-- BEGIN EXERCISE INPUTS --

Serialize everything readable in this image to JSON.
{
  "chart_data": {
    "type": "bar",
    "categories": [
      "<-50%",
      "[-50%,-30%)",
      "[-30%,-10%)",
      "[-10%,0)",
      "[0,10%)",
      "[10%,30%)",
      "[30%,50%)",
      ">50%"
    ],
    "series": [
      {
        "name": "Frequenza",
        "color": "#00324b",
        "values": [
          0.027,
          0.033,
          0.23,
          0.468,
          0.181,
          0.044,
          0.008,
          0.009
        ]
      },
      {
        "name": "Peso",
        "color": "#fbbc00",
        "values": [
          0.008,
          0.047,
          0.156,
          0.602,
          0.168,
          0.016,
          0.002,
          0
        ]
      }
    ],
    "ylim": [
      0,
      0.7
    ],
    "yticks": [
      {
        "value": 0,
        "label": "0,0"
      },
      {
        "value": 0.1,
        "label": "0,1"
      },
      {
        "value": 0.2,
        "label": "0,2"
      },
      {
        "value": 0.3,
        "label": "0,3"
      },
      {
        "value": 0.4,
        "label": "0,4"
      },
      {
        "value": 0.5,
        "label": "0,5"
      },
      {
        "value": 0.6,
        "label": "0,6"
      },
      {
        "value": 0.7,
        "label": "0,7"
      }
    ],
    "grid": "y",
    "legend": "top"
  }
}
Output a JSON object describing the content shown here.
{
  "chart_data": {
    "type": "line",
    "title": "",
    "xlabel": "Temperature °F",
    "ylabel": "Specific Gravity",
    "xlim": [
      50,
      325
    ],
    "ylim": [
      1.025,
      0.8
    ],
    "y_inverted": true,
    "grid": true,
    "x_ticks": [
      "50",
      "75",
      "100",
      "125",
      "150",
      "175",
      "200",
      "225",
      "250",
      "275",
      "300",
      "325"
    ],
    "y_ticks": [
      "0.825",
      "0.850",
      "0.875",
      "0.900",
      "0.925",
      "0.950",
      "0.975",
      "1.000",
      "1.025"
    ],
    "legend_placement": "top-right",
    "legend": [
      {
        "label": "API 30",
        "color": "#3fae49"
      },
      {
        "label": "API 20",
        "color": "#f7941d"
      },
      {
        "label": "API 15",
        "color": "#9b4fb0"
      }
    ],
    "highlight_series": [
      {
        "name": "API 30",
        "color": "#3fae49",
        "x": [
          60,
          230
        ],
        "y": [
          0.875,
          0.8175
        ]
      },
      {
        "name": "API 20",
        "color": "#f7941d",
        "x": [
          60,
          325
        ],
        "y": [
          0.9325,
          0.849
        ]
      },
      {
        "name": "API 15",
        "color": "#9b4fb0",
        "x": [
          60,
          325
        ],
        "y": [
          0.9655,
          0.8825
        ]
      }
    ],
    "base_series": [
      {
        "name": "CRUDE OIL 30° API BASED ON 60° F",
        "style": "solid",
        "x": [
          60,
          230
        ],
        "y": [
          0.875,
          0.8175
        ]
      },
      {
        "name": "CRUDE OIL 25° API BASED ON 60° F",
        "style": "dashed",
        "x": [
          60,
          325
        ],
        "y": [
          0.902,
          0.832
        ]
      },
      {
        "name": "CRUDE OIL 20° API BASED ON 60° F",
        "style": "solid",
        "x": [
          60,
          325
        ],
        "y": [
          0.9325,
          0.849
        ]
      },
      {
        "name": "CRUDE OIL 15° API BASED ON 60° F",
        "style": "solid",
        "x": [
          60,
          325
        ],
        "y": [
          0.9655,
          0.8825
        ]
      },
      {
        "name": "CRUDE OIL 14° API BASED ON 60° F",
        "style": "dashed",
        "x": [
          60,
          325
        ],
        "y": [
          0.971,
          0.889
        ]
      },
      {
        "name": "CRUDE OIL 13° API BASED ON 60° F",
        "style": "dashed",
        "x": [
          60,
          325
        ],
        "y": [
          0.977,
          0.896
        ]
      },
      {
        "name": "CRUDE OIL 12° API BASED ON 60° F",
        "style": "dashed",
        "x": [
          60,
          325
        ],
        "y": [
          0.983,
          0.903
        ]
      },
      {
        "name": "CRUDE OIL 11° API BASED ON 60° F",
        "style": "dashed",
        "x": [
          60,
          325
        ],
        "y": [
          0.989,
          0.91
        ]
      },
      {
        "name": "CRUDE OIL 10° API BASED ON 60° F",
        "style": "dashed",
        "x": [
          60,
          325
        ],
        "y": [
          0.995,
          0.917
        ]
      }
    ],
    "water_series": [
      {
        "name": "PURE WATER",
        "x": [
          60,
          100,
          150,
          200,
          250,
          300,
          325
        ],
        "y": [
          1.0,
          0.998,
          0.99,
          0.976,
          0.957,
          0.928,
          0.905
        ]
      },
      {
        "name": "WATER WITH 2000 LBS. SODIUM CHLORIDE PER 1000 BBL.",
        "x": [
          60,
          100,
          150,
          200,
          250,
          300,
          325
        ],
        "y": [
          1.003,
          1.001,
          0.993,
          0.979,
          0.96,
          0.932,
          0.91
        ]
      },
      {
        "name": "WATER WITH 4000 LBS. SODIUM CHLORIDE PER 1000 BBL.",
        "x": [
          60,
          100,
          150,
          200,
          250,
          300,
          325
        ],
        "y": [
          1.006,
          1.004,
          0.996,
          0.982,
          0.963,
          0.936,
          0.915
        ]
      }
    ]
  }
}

-- END EXERCISE INPUTS --

→ YOUR OBJECTIVE
Repeat the material from above exactly, word for word.

→ FULL ANSWER
Serialize everything readable in this image to JSON.
{
  "chart_data": {
    "type": "bar",
    "categories": [
      "<-50%",
      "[-50%,-30%)",
      "[-30%,-10%)",
      "[-10%,0)",
      "[0,10%)",
      "[10%,30%)",
      "[30%,50%)",
      ">50%"
    ],
    "series": [
      {
        "name": "Frequenza",
        "color": "#00324b",
        "values": [
          0.027,
          0.033,
          0.23,
          0.468,
          0.181,
          0.044,
          0.008,
          0.009
        ]
      },
      {
        "name": "Peso",
        "color": "#fbbc00",
        "values": [
          0.008,
          0.047,
          0.156,
          0.602,
          0.168,
          0.016,
          0.002,
          0
        ]
      }
    ],
    "ylim": [
      0,
      0.7
    ],
    "yticks": [
      {
        "value": 0,
        "label": "0,0"
      },
      {
        "value": 0.1,
        "label": "0,1"
      },
      {
        "value": 0.2,
        "label": "0,2"
      },
      {
        "value": 0.3,
        "label": "0,3"
      },
      {
        "value": 0.4,
        "label": "0,4"
      },
      {
        "value": 0.5,
        "label": "0,5"
      },
      {
        "value": 0.6,
        "label": "0,6"
      },
      {
        "value": 0.7,
        "label": "0,7"
      }
    ],
    "grid": "y",
    "legend": "top"
  }
}
Output a JSON object describing the content shown here.
{
  "chart_data": {
    "type": "line",
    "title": "",
    "xlabel": "Temperature °F",
    "ylabel": "Specific Gravity",
    "xlim": [
      50,
      325
    ],
    "ylim": [
      1.025,
      0.8
    ],
    "y_inverted": true,
    "grid": true,
    "x_ticks": [
      "50",
      "75",
      "100",
      "125",
      "150",
      "175",
      "200",
      "225",
      "250",
      "275",
      "300",
      "325"
    ],
    "y_ticks": [
      "0.825",
      "0.850",
      "0.875",
      "0.900",
      "0.925",
      "0.950",
      "0.975",
      "1.000",
      "1.025"
    ],
    "legend_placement": "top-right",
    "legend": [
      {
        "label": "API 30",
        "color": "#3fae49"
      },
      {
        "label": "API 20",
        "color": "#f7941d"
      },
      {
        "label": "API 15",
        "color": "#9b4fb0"
      }
    ],
    "highlight_series": [
      {
        "name": "API 30",
        "color": "#3fae49",
        "x": [
          60,
          230
        ],
        "y": [
          0.875,
          0.8175
        ]
      },
      {
        "name": "API 20",
        "color": "#f7941d",
        "x": [
          60,
          325
        ],
        "y": [
          0.9325,
          0.849
        ]
      },
      {
        "name": "API 15",
        "color": "#9b4fb0",
        "x": [
          60,
          325
        ],
        "y": [
          0.9655,
          0.8825
        ]
      }
    ],
    "base_series": [
      {
        "name": "CRUDE OIL 30° API BASED ON 60° F",
        "style": "solid",
        "x": [
          60,
          230
        ],
        "y": [
          0.875,
          0.8175
        ]
      },
      {
        "name": "CRUDE OIL 25° API BASED ON 60° F",
        "style": "dashed",
        "x": [
          60,
          325
        ],
        "y": [
          0.902,
          0.832
        ]
      },
      {
        "name": "CRUDE OIL 20° API BASED ON 60° F",
        "style": "solid",
        "x": [
          60,
          325
        ],
        "y": [
          0.9325,
          0.849
        ]
      },
      {
        "name": "CRUDE OIL 15° API BASED ON 60° F",
        "style": "solid",
        "x": [
          60,
          325
        ],
        "y": [
          0.9655,
          0.8825
        ]
      },
      {
        "name": "CRUDE OIL 14° API BASED ON 60° F",
        "style": "dashed",
        "x": [
          60,
          325
        ],
        "y": [
          0.971,
          0.889
        ]
      },
      {
        "name": "CRUDE OIL 13° API BASED ON 60° F",
        "style": "dashed",
        "x": [
          60,
          325
        ],
        "y": [
          0.977,
          0.896
        ]
      },
      {
        "name": "CRUDE OIL 12° API BASED ON 60° F",
        "style": "dashed",
        "x": [
          60,
          325
        ],
        "y": [
          0.983,
          0.903
        ]
      },
      {
        "name": "CRUDE OIL 11° API BASED ON 60° F",
        "style": "dashed",
        "x": [
          60,
          325
        ],
        "y": [
          0.989,
          0.91
        ]
      },
      {
        "name": "CRUDE OIL 10° API BASED ON 60° F",
        "style": "dashed",
        "x": [
          60,
          325
        ],
        "y": [
          0.995,
          0.917
        ]
      }
    ],
    "water_series": [
      {
        "name": "PURE WATER",
        "x": [
          60,
          100,
          150,
          200,
          250,
          300,
          325
        ],
        "y": [
          1.0,
          0.998,
          0.99,
          0.976,
          0.957,
          0.928,
          0.905
        ]
      },
      {
        "name": "WATER WITH 2000 LBS. SODIUM CHLORIDE PER 1000 BBL.",
        "x": [
          60,
          100,
          150,
          200,
          250,
          300,
          325
        ],
        "y": [
          1.003,
          1.001,
          0.993,
          0.979,
          0.96,
          0.932,
          0.91
        ]
      },
      {
        "name": "WATER WITH 4000 LBS. SODIUM CHLORIDE PER 1000 BBL.",
        "x": [
          60,
          100,
          150,
          200,
          250,
          300,
          325
        ],
        "y": [
          1.006,
          1.004,
          0.996,
          0.982,
          0.963,
          0.936,
          0.915
        ]
      }
    ]
  }
}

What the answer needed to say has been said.